**Goal:** Write the data out again in full, with no departure from the original.

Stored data
◇ ◇ ◇ ◇ ◇ ◇ ◇

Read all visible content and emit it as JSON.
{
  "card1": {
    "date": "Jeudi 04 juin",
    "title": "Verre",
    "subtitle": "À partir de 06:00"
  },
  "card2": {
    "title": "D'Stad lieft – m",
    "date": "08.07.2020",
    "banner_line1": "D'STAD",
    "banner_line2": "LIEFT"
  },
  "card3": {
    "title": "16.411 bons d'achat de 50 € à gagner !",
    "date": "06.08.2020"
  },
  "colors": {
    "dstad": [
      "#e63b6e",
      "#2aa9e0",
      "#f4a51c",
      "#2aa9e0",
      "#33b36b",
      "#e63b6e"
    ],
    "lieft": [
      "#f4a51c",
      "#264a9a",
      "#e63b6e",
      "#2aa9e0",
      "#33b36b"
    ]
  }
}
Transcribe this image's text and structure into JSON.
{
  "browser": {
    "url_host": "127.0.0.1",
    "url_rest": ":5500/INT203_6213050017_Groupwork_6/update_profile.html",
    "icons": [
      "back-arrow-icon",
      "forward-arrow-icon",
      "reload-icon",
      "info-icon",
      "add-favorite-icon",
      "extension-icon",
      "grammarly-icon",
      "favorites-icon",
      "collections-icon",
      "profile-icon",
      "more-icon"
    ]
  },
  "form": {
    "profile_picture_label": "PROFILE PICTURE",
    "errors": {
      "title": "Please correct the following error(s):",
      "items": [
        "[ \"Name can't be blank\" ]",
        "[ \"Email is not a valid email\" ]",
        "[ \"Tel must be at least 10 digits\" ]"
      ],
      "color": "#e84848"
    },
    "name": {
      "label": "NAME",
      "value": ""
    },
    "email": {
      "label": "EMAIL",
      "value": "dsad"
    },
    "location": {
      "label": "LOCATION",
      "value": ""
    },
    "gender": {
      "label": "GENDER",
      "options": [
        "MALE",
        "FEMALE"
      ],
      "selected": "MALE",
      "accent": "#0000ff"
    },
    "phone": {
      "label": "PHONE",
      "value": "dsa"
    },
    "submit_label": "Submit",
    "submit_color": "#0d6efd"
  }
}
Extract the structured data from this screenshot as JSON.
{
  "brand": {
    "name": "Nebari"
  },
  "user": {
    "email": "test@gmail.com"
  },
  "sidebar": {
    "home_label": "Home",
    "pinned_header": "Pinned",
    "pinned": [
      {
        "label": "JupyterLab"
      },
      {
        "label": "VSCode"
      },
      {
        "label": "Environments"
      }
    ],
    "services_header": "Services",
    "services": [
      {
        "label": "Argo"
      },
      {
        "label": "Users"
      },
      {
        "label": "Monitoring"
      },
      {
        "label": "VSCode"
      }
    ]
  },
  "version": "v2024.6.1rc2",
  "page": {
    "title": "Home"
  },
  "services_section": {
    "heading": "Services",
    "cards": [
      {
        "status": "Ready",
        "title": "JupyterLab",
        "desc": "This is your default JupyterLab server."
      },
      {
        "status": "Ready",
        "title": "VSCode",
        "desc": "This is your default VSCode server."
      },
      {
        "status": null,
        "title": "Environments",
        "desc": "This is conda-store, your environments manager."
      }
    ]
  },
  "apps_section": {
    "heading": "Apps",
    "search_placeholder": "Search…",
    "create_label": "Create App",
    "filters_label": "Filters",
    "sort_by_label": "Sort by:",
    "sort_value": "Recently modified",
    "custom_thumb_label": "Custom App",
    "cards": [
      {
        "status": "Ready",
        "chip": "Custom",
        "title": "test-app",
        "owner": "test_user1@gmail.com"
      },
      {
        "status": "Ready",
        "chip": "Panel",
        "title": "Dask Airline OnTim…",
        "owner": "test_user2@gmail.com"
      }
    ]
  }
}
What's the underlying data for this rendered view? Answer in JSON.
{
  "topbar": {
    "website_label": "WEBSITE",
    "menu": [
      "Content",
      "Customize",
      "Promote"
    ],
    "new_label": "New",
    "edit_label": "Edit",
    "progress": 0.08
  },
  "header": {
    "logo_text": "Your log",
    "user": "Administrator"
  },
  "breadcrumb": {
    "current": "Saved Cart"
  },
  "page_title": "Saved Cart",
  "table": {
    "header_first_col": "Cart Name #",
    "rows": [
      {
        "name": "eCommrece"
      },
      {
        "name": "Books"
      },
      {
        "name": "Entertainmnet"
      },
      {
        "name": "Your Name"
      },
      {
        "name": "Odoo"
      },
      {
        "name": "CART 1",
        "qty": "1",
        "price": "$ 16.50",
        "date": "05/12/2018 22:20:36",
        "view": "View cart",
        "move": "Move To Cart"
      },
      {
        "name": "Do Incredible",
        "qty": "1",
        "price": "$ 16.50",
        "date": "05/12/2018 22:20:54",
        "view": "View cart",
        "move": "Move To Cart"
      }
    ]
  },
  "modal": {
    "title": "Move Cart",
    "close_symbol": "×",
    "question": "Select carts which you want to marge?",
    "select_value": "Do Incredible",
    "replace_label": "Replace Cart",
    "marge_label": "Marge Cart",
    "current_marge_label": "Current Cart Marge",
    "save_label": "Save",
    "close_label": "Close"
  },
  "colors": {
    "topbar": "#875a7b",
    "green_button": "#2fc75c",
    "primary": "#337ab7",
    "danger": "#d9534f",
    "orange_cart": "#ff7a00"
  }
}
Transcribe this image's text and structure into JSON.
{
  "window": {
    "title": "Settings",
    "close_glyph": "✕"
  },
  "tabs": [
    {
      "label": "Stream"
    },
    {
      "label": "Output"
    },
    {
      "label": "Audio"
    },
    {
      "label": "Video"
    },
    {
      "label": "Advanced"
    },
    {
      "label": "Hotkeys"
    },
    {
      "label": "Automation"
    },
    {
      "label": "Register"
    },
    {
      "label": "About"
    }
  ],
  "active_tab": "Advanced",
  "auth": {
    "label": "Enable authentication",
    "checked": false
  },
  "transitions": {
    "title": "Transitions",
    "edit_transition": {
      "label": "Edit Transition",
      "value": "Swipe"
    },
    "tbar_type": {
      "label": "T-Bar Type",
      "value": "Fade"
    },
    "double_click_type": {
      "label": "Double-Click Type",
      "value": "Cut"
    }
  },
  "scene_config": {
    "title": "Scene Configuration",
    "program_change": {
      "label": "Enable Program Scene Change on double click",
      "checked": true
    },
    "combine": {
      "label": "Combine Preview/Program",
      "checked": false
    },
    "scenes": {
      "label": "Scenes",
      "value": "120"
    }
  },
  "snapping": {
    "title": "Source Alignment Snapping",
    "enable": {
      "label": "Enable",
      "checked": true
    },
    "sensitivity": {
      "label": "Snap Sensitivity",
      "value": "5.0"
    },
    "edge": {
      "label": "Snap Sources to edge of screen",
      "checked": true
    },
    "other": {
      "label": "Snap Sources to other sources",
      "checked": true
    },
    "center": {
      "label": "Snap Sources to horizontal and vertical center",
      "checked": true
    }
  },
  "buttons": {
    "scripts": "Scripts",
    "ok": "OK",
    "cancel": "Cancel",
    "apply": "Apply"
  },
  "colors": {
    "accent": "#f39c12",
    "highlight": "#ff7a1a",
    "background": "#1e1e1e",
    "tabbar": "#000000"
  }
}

◇ ◇ ◇ ◇ ◇ ◇ ◇

**Exercise result:**
Read all visible content and emit it as JSON.
{
  "card1": {
    "date": "Jeudi 04 juin",
    "title": "Verre",
    "subtitle": "À partir de 06:00"
  },
  "card2": {
    "title": "D'Stad lieft – m",
    "date": "08.07.2020",
    "banner_line1": "D'STAD",
    "banner_line2": "LIEFT"
  },
  "card3": {
    "title": "16.411 bons d'achat de 50 € à gagner !",
    "date": "06.08.2020"
  },
  "colors": {
    "dstad": [
      "#e63b6e",
      "#2aa9e0",
      "#f4a51c",
      "#2aa9e0",
      "#33b36b",
      "#e63b6e"
    ],
    "lieft": [
      "#f4a51c",
      "#264a9a",
      "#e63b6e",
      "#2aa9e0",
      "#33b36b"
    ]
  }
}
Transcribe this image's text and structure into JSON.
{
  "browser": {
    "url_host": "127.0.0.1",
    "url_rest": ":5500/INT203_6213050017_Groupwork_6/update_profile.html",
    "icons": [
      "back-arrow-icon",
      "forward-arrow-icon",
      "reload-icon",
      "info-icon",
      "add-favorite-icon",
      "extension-icon",
      "grammarly-icon",
      "favorites-icon",
      "collections-icon",
      "profile-icon",
      "more-icon"
    ]
  },
  "form": {
    "profile_picture_label": "PROFILE PICTURE",
    "errors": {
      "title": "Please correct the following error(s):",
      "items": [
        "[ \"Name can't be blank\" ]",
        "[ \"Email is not a valid email\" ]",
        "[ \"Tel must be at least 10 digits\" ]"
      ],
      "color": "#e84848"
    },
    "name": {
      "label": "NAME",
      "value": ""
    },
    "email": {
      "label": "EMAIL",
      "value": "dsad"
    },
    "location": {
      "label": "LOCATION",
      "value": ""
    },
    "gender": {
      "label": "GENDER",
      "options": [
        "MALE",
        "FEMALE"
      ],
      "selected": "MALE",
      "accent": "#0000ff"
    },
    "phone": {
      "label": "PHONE",
      "value": "dsa"
    },
    "submit_label": "Submit",
    "submit_color": "#0d6efd"
  }
}
Extract the structured data from this screenshot as JSON.
{
  "brand": {
    "name": "Nebari"
  },
  "user": {
    "email": "test@gmail.com"
  },
  "sidebar": {
    "home_label": "Home",
    "pinned_header": "Pinned",
    "pinned": [
      {
        "label": "JupyterLab"
      },
      {
        "label": "VSCode"
      },
      {
        "label": "Environments"
      }
    ],
    "services_header": "Services",
    "services": [
      {
        "label": "Argo"
      },
      {
        "label": "Users"
      },
      {
        "label": "Monitoring"
      },
      {
        "label": "VSCode"
      }
    ]
  },
  "version": "v2024.6.1rc2",
  "page": {
    "title": "Home"
  },
  "services_section": {
    "heading": "Services",
    "cards": [
      {
        "status": "Ready",
        "title": "JupyterLab",
        "desc": "This is your default JupyterLab server."
      },
      {
        "status": "Ready",
        "title": "VSCode",
        "desc": "This is your default VSCode server."
      },
      {
        "status": null,
        "title": "Environments",
        "desc": "This is conda-store, your environments manager."
      }
    ]
  },
  "apps_section": {
    "heading": "Apps",
    "search_placeholder": "Search…",
    "create_label": "Create App",
    "filters_label": "Filters",
    "sort_by_label": "Sort by:",
    "sort_value": "Recently modified",
    "custom_thumb_label": "Custom App",
    "cards": [
      {
        "status": "Ready",
        "chip": "Custom",
        "title": "test-app",
        "owner": "test_user1@gmail.com"
      },
      {
        "status": "Ready",
        "chip": "Panel",
        "title": "Dask Airline OnTim…",
        "owner": "test_user2@gmail.com"
      }
    ]
  }
}
What's the underlying data for this rendered view? Answer in JSON.
{
  "topbar": {
    "website_label": "WEBSITE",
    "menu": [
      "Content",
      "Customize",
      "Promote"
    ],
    "new_label": "New",
    "edit_label": "Edit",
    "progress": 0.08
  },
  "header": {
    "logo_text": "Your log",
    "user": "Administrator"
  },
  "breadcrumb": {
    "current": "Saved Cart"
  },
  "page_title": "Saved Cart",
  "table": {
    "header_first_col": "Cart Name #",
    "rows": [
      {
        "name": "eCommrece"
      },
      {
        "name": "Books"
      },
      {
        "name": "Entertainmnet"
      },
      {
        "name": "Your Name"
      },
      {
        "name": "Odoo"
      },
      {
        "name": "CART 1",
        "qty": "1",
        "price": "$ 16.50",
        "date": "05/12/2018 22:20:36",
        "view": "View cart",
        "move": "Move To Cart"
      },
      {
        "name": "Do Incredible",
        "qty": "1",
        "price": "$ 16.50",
        "date": "05/12/2018 22:20:54",
        "view": "View cart",
        "move": "Move To Cart"
      }
    ]
  },
  "modal": {
    "title": "Move Cart",
    "close_symbol": "×",
    "question": "Select carts which you want to marge?",
    "select_value": "Do Incredible",
    "replace_label": "Replace Cart",
    "marge_label": "Marge Cart",
    "current_marge_label": "Current Cart Marge",
    "save_label": "Save",
    "close_label": "Close"
  },
  "colors": {
    "topbar": "#875a7b",
    "green_button": "#2fc75c",
    "primary": "#337ab7",
    "danger": "#d9534f",
    "orange_cart": "#ff7a00"
  }
}
Transcribe this image's text and structure into JSON.
{
  "window": {
    "title": "Settings",
    "close_glyph": "✕"
  },
  "tabs": [
    {
      "label": "Stream"
    },
    {
      "label": "Output"
    },
    {
      "label": "Audio"
    },
    {
      "label": "Video"
    },
    {
      "label": "Advanced"
    },
    {
      "label": "Hotkeys"
    },
    {
      "label": "Automation"
    },
    {
      "label": "Register"
    },
    {
      "label": "About"
    }
  ],
  "active_tab": "Advanced",
  "auth": {
    "label": "Enable authentication",
    "checked": false
  },
  "transitions": {
    "title": "Transitions",
    "edit_transition": {
      "label": "Edit Transition",
      "value": "Swipe"
    },
    "tbar_type": {
      "label": "T-Bar Type",
      "value": "Fade"
    },
    "double_click_type": {
      "label": "Double-Click Type",
      "value": "Cut"
    }
  },
  "scene_config": {
    "title": "Scene Configuration",
    "program_change": {
      "label": "Enable Program Scene Change on double click",
      "checked": true
    },
    "combine": {
      "label": "Combine Preview/Program",
      "checked": false
    },
    "scenes": {
      "label": "Scenes",
      "value": "120"
    }
  },
  "snapping": {
    "title": "Source Alignment Snapping",
    "enable": {
      "label": "Enable",
      "checked": true
    },
    "sensitivity": {
      "label": "Snap Sensitivity",
      "value": "5.0"
    },
    "edge": {
      "label": "Snap Sources to edge of screen",
      "checked": true
    },
    "other": {
      "label": "Snap Sources to other sources",
      "checked": true
    },
    "center": {
      "label": "Snap Sources to horizontal and vertical center",
      "checked": true
    }
  },
  "buttons": {
    "scripts": "Scripts",
    "ok": "OK",
    "cancel": "Cancel",
    "apply": "Apply"
  },
  "colors": {
    "accent": "#f39c12",
    "highlight": "#ff7a1a",
    "background": "#1e1e1e",
    "tabbar": "#000000"
  }
}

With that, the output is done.